* Directions *
The answer should be each line from the entries below that has the word "lower" in it.

* Supplied records *
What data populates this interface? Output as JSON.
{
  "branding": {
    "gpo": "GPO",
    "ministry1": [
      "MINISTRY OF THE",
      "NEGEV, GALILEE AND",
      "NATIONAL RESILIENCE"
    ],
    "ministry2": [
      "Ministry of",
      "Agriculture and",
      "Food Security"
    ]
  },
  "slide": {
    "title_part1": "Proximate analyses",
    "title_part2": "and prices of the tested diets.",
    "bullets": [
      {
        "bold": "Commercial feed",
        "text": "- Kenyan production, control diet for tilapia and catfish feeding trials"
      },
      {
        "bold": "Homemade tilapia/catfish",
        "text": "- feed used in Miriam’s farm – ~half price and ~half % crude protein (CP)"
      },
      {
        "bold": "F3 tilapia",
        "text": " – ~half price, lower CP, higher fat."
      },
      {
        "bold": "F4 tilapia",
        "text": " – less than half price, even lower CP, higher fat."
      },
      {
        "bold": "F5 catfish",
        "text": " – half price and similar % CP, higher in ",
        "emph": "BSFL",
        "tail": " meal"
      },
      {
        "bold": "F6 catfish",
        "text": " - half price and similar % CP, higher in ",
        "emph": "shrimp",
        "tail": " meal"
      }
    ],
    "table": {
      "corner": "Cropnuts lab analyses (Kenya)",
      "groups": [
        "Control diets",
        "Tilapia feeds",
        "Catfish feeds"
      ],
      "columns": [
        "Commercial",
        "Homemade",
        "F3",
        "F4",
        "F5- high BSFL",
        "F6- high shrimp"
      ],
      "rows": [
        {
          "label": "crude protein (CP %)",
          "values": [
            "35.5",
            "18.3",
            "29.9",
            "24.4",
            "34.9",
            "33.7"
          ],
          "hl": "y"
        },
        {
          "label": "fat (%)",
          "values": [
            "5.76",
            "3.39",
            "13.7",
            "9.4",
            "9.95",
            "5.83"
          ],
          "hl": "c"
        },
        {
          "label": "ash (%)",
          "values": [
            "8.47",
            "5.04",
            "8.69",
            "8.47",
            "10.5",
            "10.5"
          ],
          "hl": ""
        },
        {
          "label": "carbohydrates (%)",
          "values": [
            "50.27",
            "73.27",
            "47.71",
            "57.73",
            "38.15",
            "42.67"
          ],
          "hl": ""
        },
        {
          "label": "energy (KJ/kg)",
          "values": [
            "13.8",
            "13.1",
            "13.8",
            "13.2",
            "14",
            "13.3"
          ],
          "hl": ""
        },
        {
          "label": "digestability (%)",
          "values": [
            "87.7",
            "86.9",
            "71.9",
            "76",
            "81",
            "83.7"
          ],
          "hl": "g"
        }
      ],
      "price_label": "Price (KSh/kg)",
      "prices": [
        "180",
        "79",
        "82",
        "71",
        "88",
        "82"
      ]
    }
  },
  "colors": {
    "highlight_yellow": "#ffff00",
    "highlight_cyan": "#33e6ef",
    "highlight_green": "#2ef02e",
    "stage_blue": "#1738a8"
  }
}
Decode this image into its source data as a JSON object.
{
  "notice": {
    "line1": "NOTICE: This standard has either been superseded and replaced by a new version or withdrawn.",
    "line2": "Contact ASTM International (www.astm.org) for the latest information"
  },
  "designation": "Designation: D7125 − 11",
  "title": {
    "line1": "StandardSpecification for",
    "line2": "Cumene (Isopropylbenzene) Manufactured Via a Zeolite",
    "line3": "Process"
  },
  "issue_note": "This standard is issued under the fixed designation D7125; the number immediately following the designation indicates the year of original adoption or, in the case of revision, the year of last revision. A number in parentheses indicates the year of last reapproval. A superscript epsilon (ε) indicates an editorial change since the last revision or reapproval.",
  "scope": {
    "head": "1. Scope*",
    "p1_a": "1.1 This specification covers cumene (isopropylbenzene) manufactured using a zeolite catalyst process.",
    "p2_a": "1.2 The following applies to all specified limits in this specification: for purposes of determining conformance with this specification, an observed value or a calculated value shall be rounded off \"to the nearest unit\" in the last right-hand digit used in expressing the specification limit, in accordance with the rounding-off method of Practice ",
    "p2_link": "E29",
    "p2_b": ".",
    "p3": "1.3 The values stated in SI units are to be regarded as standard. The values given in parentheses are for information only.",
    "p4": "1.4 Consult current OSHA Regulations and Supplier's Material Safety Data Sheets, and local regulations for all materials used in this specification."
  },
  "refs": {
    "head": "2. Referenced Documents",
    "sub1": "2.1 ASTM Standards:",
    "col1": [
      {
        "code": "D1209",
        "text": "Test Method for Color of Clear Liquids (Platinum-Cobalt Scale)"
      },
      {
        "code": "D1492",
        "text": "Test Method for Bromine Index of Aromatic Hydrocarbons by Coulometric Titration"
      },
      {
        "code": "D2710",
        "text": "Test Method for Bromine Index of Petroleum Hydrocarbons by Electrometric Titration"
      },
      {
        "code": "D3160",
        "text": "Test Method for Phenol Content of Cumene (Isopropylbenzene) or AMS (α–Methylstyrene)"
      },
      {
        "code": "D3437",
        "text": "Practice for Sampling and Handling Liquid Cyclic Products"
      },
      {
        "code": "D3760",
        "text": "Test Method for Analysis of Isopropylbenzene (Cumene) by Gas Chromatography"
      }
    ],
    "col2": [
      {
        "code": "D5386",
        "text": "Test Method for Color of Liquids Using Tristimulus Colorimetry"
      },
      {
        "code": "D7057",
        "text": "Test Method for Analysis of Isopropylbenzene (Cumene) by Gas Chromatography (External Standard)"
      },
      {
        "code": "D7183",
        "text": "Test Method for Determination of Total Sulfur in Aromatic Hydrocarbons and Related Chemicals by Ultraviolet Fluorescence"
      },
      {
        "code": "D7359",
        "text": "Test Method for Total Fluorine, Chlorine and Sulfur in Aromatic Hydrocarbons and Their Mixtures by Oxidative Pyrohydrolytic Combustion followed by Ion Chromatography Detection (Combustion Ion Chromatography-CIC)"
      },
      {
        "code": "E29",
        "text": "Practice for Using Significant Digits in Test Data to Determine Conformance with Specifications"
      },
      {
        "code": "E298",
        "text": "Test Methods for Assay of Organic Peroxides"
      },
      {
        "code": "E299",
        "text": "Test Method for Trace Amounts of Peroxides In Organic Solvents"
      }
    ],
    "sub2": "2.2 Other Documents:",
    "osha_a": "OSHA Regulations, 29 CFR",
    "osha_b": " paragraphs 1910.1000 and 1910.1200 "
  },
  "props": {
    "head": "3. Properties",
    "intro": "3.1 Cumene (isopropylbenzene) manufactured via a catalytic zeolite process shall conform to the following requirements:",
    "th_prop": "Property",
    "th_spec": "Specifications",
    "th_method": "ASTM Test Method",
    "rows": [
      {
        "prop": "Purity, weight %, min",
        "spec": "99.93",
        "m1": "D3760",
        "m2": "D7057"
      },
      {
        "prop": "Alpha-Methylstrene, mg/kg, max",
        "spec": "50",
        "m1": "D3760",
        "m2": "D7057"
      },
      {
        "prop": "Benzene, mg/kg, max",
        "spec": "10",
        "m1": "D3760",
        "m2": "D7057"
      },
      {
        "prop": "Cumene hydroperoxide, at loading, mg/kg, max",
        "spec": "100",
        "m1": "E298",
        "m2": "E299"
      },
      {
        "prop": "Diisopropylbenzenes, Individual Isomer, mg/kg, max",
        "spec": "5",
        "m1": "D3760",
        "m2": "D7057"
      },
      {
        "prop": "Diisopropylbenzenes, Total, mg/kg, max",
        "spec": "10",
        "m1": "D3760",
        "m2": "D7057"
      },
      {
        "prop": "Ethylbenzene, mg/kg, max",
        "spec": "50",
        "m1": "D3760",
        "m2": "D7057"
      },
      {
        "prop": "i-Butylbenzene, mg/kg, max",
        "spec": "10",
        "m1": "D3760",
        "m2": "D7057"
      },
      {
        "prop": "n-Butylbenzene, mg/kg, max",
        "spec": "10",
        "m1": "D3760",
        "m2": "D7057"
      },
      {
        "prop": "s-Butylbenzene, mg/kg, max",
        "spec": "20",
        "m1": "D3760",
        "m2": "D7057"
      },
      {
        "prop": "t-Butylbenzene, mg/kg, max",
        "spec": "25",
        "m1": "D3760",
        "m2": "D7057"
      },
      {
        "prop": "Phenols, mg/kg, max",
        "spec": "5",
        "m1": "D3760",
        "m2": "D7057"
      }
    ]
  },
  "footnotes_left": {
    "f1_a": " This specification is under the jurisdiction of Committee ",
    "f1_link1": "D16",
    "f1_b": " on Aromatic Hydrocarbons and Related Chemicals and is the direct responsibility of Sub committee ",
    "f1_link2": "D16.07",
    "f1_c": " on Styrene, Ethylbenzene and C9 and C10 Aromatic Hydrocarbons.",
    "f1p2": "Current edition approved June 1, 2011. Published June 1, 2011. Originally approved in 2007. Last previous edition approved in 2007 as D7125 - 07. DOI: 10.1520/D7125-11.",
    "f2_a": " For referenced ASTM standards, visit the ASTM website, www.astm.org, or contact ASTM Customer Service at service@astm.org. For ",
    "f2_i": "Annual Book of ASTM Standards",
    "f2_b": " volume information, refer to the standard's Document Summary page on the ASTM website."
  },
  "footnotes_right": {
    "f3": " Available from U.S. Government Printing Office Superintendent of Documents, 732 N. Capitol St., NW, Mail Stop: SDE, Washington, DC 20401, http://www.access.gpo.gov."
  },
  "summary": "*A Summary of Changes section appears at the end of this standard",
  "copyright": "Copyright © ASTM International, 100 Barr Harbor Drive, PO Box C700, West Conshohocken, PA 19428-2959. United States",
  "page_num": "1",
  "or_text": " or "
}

* Solution below *
        "text": " – ~half price, lower CP, higher fat."
        "text": " – less than half price, even lower CP, higher fat."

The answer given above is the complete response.